### Instructions to follow
Return nothing but the lines from the line with "Enumerate this screenshot's" through the last line of the entries that follow, copied exactly and free of pictures.

### Data in this exercise

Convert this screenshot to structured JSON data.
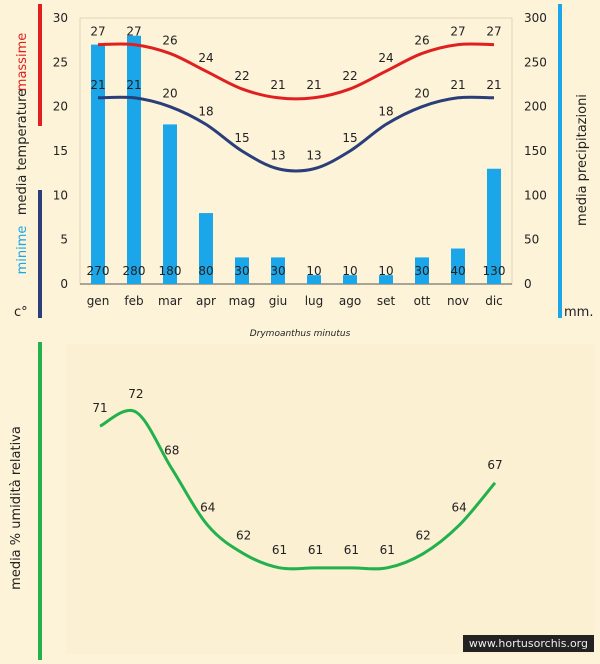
{
  "species_label": "Drymoanthus minutus",
  "watermark": "www.hortusorchis.org",
  "colors": {
    "max_temp": "#e02020",
    "min_temp": "#2a3f7a",
    "precip": "#1aa6e8",
    "humidity": "#22b14c",
    "background": "#fdf3d8"
  },
  "chart_data": [
    {
      "type": "bar",
      "categories": [
        "gen",
        "feb",
        "mar",
        "apr",
        "mag",
        "giu",
        "lug",
        "ago",
        "set",
        "ott",
        "nov",
        "dic"
      ],
      "left_axis": {
        "ylim": [
          0,
          30
        ],
        "ticks": [
          0,
          5,
          10,
          15,
          20,
          25,
          30
        ]
      },
      "right_axis": {
        "ylim": [
          0,
          300
        ],
        "ticks": [
          0,
          50,
          100,
          150,
          200,
          250,
          300
        ]
      },
      "labels": {
        "massime": "massime",
        "media_temperature": "media  temperature",
        "minime": "minime",
        "celsius": "c°",
        "media_precipitazioni": "media  precipitazioni",
        "mm": "mm."
      },
      "series": [
        {
          "name": "media precipitazioni",
          "axis": "right",
          "values": [
            270,
            280,
            180,
            80,
            30,
            30,
            10,
            10,
            10,
            30,
            40,
            130
          ]
        },
        {
          "name": "massime",
          "axis": "left",
          "values": [
            27,
            27,
            26,
            24,
            22,
            21,
            21,
            22,
            24,
            26,
            27,
            27
          ]
        },
        {
          "name": "minime",
          "axis": "left",
          "values": [
            21,
            21,
            20,
            18,
            15,
            13,
            13,
            15,
            18,
            20,
            21,
            21
          ]
        }
      ]
    },
    {
      "type": "line",
      "ylabel": "media %  umidità relativa",
      "series": [
        {
          "values": [
            71,
            72,
            68,
            64,
            62,
            61,
            61,
            61,
            61,
            62,
            64,
            67
          ]
        }
      ]
    }
  ]
}
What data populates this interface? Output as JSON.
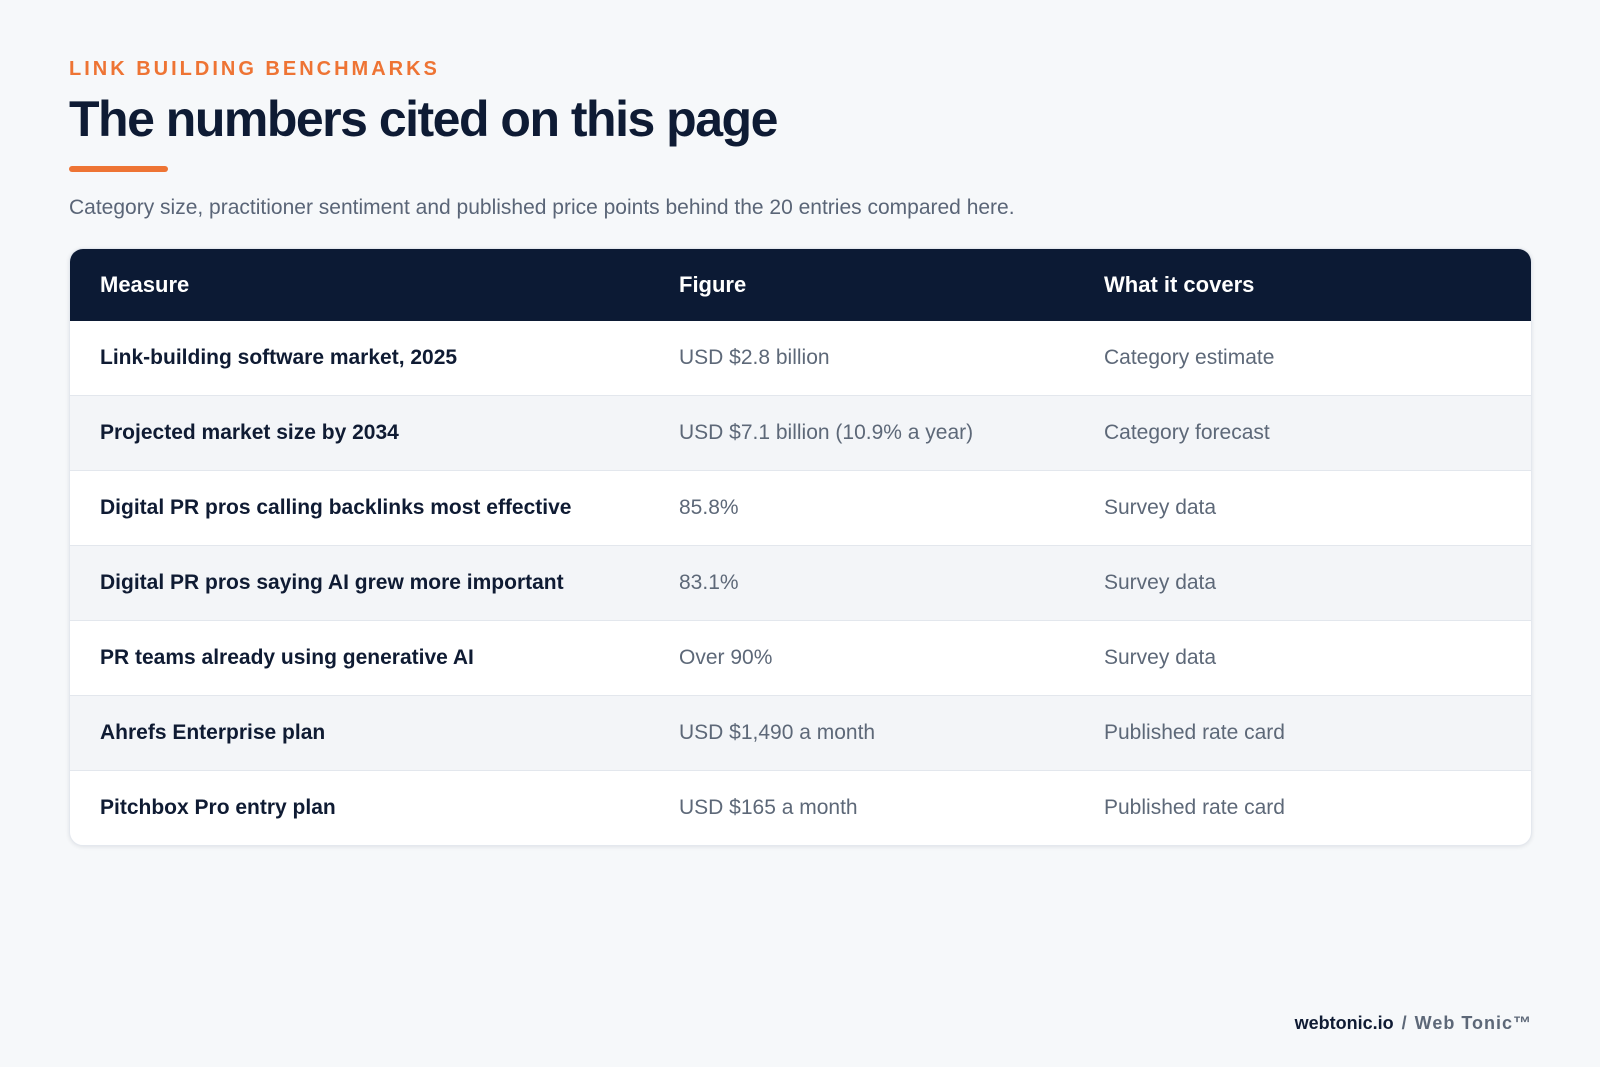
{
  "header": {
    "eyebrow": "LINK BUILDING BENCHMARKS",
    "title": "The numbers cited on this page",
    "subtitle": "Category size, practitioner sentiment and published price points behind the 20 entries compared here."
  },
  "table": {
    "columns": [
      "Measure",
      "Figure",
      "What it covers"
    ],
    "rows": [
      [
        "Link-building software market, 2025",
        "USD $2.8 billion",
        "Category estimate"
      ],
      [
        "Projected market size by 2034",
        "USD $7.1 billion (10.9% a year)",
        "Category forecast"
      ],
      [
        "Digital PR pros calling backlinks most effective",
        "85.8%",
        "Survey data"
      ],
      [
        "Digital PR pros saying AI grew more important",
        "83.1%",
        "Survey data"
      ],
      [
        "PR teams already using generative AI",
        "Over 90%",
        "Survey data"
      ],
      [
        "Ahrefs Enterprise plan",
        "USD $1,490 a month",
        "Published rate card"
      ],
      [
        "Pitchbox Pro entry plan",
        "USD $165 a month",
        "Published rate card"
      ]
    ]
  },
  "footer": {
    "domain": "webtonic.io",
    "separator": "/",
    "brand": "Web Tonic™"
  },
  "colors": {
    "accent": "#ee7434",
    "header_bg": "#0c1a34",
    "page_bg": "#f6f8fa"
  }
}
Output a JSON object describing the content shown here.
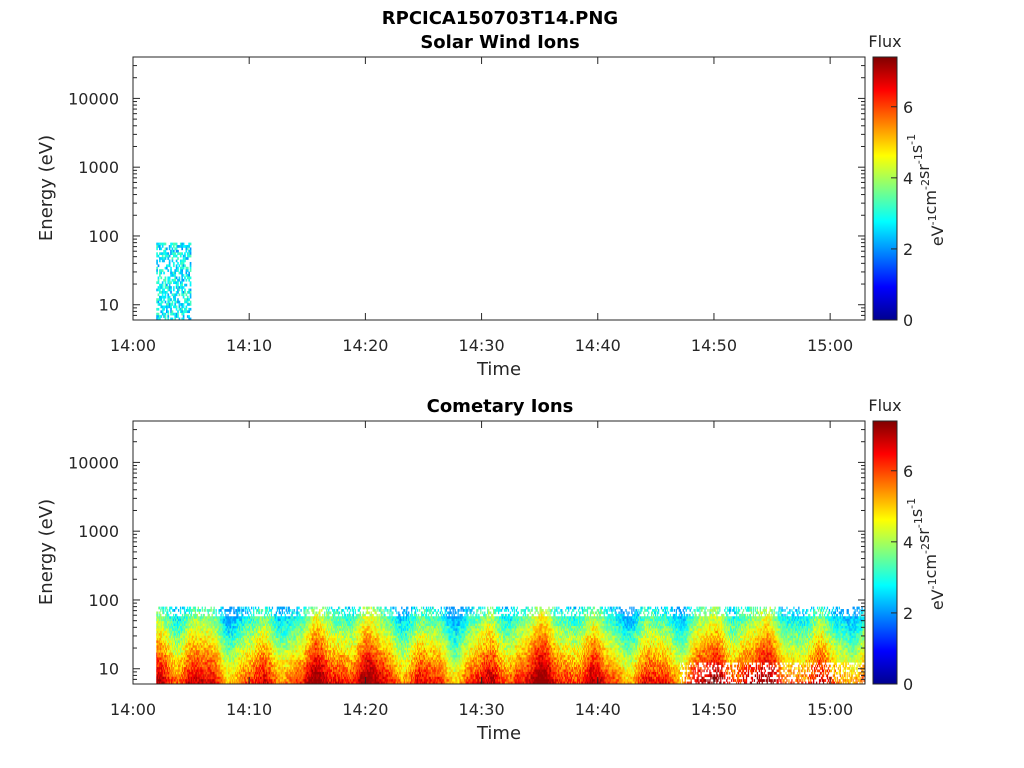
{
  "figure_title": "RPCICA150703T14.PNG",
  "colorbar_label": "Flux",
  "colorbar_unit": "eV-1cm-2sr-1s-1",
  "colorbar_ticks": [
    "0",
    "2",
    "4",
    "6"
  ],
  "colormap": "jet",
  "chart_data": [
    {
      "type": "heatmap",
      "title": "Solar Wind Ions",
      "xlabel": "Time",
      "ylabel": "Energy (eV)",
      "x_ticks": [
        "14:00",
        "14:10",
        "14:20",
        "14:30",
        "14:40",
        "14:50",
        "15:00"
      ],
      "y_ticks": [
        "10",
        "100",
        "1000",
        "10000"
      ],
      "y_scale": "log",
      "ylim": [
        6,
        40000
      ],
      "xlim_minutes": [
        0,
        63
      ],
      "zlim": [
        0,
        7.4
      ],
      "data_extent": {
        "time_range": [
          "14:02",
          "14:05"
        ],
        "energy_range_eV": [
          6,
          80
        ]
      },
      "flux_range": [
        2,
        3.4
      ]
    },
    {
      "type": "heatmap",
      "title": "Cometary Ions",
      "xlabel": "Time",
      "ylabel": "Energy (eV)",
      "x_ticks": [
        "14:00",
        "14:10",
        "14:20",
        "14:30",
        "14:40",
        "14:50",
        "15:00"
      ],
      "y_ticks": [
        "10",
        "100",
        "1000",
        "10000"
      ],
      "y_scale": "log",
      "ylim": [
        6,
        40000
      ],
      "xlim_minutes": [
        0,
        63
      ],
      "zlim": [
        0,
        7.4
      ],
      "data_extent": {
        "time_range": [
          "14:02",
          "15:03"
        ],
        "energy_range_eV": [
          6,
          80
        ]
      },
      "flux_range": [
        2,
        7.2
      ]
    }
  ]
}
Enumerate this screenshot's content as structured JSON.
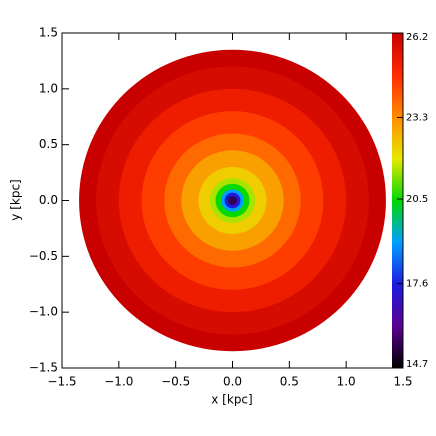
{
  "chart_data": {
    "type": "image",
    "x_label": "x [kpc]",
    "y_label": "y [kpc]",
    "xlim": [
      -1.5,
      1.5
    ],
    "ylim": [
      -1.5,
      1.5
    ],
    "xticks": [
      {
        "value": -1.5,
        "label": "−1.5"
      },
      {
        "value": -1.0,
        "label": "−1.0"
      },
      {
        "value": -0.5,
        "label": "−0.5"
      },
      {
        "value": 0,
        "label": "0.0"
      },
      0.5,
      {
        "value": 1.0,
        "label": "1.0"
      },
      1.5
    ],
    "yticks": [
      {
        "value": -1.5,
        "label": "−1.5"
      },
      {
        "value": -1.0,
        "label": "−1.0"
      },
      {
        "value": -0.5,
        "label": "−0.5"
      },
      {
        "value": 0,
        "label": "0.0"
      },
      0.5,
      {
        "value": 1.0,
        "label": "1.0"
      },
      1.5
    ],
    "clim": [
      14.7,
      26.2
    ],
    "cticks": [
      14.7,
      17.6,
      20.5,
      23.3,
      26.2
    ],
    "colormap": [
      "#000000",
      "#5a0090",
      "#1c1ce0",
      "#00a0ff",
      "#00d800",
      "#e8e800",
      "#ff8a00",
      "#ff2a00",
      "#c80000"
    ],
    "radial_profile": {
      "r": [
        1.35,
        1.2,
        1.0,
        0.8,
        0.6,
        0.45,
        0.3,
        0.2,
        0.15,
        0.1,
        0.07,
        0.04
      ],
      "values": [
        26.2,
        25.8,
        25.2,
        24.5,
        23.8,
        23.0,
        22.3,
        21.5,
        20.5,
        19.0,
        17.5,
        15.5
      ]
    }
  }
}
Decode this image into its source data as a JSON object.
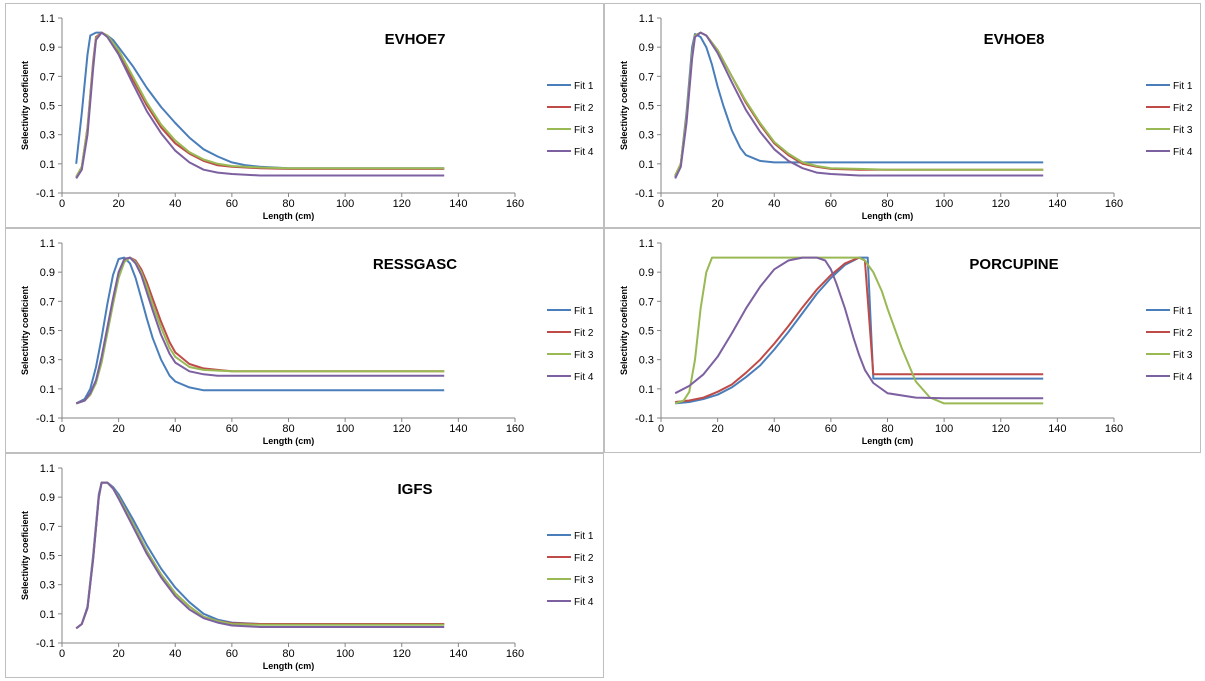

### Solution to this problem
Enumerate this screenshot's content as structured JSON.
{
  "chart_data": {
    "type": "image",
    "x_label": "x [kpc]",
    "y_label": "y [kpc]",
    "xlim": [
      -1.5,
      1.5
    ],
    "ylim": [
      -1.5,
      1.5
    ],
    "xticks": [
      {
        "value": -1.5,
        "label": "−1.5"
      },
      {
        "value": -1.0,
        "label": "−1.0"
      },
      {
        "value": -0.5,
        "label": "−0.5"
      },
      {
        "value": 0,
        "label": "0.0"
      },
      0.5,
      {
        "value": 1.0,
        "label": "1.0"
      },
      1.5
    ],
    "yticks": [
      {
        "value": -1.5,
        "label": "−1.5"
      },
      {
        "value": -1.0,
        "label": "−1.0"
      },
      {
        "value": -0.5,
        "label": "−0.5"
      },
      {
        "value": 0,
        "label": "0.0"
      },
      0.5,
      {
        "value": 1.0,
        "label": "1.0"
      },
      1.5
    ],
    "clim": [
      14.7,
      26.2
    ],
    "cticks": [
      14.7,
      17.6,
      20.5,
      23.3,
      26.2
    ],
    "colormap": [
      "#000000",
      "#5a0090",
      "#1c1ce0",
      "#00a0ff",
      "#00d800",
      "#e8e800",
      "#ff8a00",
      "#ff2a00",
      "#c80000"
    ],
    "radial_profile": {
      "r": [
        1.35,
        1.2,
        1.0,
        0.8,
        0.6,
        0.45,
        0.3,
        0.2,
        0.15,
        0.1,
        0.07,
        0.04
      ],
      "values": [
        26.2,
        25.8,
        25.2,
        24.5,
        23.8,
        23.0,
        22.3,
        21.5,
        20.5,
        19.0,
        17.5,
        15.5
      ]
    }
  }
}
Decode this image into its source data as a JSON object.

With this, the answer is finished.